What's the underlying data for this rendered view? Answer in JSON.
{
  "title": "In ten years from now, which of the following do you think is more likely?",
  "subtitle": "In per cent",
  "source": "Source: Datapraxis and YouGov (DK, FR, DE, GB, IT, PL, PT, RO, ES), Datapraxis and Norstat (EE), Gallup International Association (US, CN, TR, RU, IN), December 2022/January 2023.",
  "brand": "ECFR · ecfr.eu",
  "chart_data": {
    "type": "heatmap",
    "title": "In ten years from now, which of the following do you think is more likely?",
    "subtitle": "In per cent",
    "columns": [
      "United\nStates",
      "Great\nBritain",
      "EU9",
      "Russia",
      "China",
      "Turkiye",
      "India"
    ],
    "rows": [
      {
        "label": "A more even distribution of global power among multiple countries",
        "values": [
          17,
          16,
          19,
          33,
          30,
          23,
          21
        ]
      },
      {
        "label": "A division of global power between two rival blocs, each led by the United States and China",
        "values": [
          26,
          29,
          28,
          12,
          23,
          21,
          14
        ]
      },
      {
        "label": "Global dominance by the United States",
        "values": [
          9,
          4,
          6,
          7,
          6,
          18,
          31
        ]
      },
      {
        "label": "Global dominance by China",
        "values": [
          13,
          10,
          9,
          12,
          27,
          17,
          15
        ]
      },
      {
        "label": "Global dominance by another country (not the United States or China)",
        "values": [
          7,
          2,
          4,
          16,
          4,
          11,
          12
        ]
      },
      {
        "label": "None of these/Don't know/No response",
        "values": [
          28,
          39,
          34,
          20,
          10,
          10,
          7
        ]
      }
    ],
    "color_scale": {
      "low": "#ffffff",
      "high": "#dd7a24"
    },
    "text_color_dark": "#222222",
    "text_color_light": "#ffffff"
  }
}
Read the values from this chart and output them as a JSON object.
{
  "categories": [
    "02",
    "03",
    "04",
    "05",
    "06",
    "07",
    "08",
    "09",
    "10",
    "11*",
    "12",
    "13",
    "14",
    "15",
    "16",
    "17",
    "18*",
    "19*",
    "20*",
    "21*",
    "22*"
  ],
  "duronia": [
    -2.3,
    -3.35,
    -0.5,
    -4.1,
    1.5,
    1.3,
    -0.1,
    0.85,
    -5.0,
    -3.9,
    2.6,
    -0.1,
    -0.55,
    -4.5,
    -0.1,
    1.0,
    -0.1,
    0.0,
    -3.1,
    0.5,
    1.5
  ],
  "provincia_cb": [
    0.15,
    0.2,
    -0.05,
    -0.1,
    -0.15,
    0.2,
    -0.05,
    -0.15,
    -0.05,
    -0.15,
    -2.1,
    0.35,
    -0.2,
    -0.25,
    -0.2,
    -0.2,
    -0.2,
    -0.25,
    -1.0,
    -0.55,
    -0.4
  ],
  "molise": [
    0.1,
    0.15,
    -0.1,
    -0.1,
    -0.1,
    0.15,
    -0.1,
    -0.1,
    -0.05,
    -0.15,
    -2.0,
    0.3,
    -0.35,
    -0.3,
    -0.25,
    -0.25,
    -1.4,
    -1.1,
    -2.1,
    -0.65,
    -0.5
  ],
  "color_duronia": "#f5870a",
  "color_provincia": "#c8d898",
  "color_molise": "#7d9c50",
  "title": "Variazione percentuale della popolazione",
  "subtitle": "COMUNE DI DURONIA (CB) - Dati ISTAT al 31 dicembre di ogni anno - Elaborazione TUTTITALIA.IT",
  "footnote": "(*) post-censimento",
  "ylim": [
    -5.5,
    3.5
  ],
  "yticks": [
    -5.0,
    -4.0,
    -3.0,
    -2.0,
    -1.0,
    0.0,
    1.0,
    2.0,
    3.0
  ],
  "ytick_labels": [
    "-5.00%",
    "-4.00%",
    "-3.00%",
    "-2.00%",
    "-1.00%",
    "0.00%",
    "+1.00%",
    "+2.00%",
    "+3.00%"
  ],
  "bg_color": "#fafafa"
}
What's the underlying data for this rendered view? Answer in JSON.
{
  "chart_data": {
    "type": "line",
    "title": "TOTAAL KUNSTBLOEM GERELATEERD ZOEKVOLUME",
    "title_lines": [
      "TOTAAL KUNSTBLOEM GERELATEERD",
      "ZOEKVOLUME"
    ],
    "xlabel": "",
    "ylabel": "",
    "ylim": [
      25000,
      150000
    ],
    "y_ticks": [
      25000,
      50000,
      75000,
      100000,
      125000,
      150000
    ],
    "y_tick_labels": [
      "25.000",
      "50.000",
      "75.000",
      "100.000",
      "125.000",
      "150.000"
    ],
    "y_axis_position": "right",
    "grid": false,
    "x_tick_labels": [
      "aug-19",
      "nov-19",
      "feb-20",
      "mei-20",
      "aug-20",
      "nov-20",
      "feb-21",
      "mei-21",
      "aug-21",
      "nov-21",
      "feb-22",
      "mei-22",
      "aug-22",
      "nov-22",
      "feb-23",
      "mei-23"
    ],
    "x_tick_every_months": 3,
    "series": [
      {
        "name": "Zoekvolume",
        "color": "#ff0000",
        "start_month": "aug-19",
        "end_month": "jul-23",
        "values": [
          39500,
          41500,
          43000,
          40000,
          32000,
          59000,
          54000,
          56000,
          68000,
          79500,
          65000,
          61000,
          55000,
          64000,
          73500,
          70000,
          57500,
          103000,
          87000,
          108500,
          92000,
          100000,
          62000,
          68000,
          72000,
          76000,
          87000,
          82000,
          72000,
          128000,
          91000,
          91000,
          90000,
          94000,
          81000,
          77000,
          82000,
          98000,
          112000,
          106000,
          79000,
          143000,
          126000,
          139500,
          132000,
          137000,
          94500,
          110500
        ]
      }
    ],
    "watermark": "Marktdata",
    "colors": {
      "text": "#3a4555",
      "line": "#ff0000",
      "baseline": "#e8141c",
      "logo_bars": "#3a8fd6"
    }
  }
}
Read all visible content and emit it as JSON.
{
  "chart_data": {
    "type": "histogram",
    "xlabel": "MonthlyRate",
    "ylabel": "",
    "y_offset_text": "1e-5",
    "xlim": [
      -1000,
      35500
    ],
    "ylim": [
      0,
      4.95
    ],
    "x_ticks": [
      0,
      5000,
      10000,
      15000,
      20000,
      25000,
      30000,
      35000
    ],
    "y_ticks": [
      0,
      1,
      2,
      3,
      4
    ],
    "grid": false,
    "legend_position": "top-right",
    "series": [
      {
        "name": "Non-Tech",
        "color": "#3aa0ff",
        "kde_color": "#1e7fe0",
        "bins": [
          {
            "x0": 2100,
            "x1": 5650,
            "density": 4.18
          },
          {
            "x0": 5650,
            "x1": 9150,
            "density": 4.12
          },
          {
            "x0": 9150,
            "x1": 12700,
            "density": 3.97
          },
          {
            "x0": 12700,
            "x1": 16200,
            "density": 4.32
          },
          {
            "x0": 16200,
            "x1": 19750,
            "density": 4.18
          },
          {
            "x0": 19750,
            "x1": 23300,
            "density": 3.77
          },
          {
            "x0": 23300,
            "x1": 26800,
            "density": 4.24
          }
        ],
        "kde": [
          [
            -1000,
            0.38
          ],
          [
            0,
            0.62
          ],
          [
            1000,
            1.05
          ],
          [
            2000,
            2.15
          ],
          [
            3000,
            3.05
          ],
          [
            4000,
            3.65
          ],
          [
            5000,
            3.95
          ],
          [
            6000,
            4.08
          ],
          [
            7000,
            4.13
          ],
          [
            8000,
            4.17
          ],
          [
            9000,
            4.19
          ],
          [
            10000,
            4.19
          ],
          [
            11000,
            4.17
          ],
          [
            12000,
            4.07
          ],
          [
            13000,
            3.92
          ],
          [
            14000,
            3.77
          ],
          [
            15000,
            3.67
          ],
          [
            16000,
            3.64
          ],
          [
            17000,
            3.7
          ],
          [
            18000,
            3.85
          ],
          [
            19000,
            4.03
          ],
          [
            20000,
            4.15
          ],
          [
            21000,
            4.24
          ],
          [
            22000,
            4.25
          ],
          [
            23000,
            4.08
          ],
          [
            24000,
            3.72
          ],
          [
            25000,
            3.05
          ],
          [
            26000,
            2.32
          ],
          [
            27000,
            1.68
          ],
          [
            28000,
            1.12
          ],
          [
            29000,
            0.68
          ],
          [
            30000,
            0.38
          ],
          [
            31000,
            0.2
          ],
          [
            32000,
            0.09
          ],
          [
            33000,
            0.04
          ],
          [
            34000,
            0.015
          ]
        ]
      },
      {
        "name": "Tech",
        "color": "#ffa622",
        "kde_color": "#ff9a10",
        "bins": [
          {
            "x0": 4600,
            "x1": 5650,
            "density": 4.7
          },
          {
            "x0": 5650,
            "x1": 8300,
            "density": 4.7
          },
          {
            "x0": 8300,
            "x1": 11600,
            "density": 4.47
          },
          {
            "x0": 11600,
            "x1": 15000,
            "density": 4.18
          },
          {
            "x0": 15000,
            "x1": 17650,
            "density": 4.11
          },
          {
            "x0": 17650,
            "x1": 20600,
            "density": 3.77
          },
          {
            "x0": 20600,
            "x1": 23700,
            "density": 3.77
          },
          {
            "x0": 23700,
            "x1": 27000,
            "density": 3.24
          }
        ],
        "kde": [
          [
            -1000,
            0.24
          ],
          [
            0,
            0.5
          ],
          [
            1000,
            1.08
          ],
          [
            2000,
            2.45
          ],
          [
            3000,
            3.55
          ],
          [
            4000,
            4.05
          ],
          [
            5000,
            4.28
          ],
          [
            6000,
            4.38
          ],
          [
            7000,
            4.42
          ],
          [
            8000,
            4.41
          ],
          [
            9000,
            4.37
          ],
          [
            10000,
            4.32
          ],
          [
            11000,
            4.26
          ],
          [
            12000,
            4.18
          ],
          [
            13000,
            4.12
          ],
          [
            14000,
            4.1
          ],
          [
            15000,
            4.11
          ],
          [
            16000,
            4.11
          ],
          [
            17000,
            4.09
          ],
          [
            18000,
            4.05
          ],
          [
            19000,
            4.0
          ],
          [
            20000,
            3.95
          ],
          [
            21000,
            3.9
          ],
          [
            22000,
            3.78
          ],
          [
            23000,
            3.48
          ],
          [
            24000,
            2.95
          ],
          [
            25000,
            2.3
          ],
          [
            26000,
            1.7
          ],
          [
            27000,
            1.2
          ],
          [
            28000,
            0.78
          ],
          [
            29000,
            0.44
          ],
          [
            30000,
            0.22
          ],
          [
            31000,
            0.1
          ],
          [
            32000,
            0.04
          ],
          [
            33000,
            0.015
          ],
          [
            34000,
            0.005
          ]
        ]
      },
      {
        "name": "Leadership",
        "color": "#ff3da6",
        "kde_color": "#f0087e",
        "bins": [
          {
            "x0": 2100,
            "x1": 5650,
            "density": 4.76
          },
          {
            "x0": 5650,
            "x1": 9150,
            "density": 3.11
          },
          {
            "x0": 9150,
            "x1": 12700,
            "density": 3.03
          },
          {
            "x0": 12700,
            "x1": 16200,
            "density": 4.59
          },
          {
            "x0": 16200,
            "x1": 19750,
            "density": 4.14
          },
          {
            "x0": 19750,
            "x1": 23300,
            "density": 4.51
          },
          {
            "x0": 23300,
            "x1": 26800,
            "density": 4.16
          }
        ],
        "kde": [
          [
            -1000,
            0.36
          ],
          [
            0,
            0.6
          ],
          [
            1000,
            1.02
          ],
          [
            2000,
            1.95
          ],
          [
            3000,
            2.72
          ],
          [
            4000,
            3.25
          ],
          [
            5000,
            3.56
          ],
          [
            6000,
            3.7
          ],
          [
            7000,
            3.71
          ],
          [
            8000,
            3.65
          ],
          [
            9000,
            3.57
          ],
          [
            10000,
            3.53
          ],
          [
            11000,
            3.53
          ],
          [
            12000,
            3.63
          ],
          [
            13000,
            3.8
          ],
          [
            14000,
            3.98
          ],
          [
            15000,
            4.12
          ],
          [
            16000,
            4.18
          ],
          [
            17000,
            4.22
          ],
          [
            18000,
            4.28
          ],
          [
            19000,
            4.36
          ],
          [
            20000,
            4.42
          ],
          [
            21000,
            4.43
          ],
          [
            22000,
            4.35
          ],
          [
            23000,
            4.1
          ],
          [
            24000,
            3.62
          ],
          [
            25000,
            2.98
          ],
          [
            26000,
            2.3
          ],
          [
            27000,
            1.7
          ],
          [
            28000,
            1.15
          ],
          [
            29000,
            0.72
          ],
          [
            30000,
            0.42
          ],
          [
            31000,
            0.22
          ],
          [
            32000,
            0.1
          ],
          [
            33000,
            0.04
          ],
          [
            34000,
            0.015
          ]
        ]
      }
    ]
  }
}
----
AIM OF THE EXERCISE – In the records above, collect each line with "China".

FULL ANSWER –
      "China",
        "label": "A division of global power between two rival blocs, each led by the United States and China",
        "label": "Global dominance by China",
        "label": "Global dominance by another country (not the United States or China)",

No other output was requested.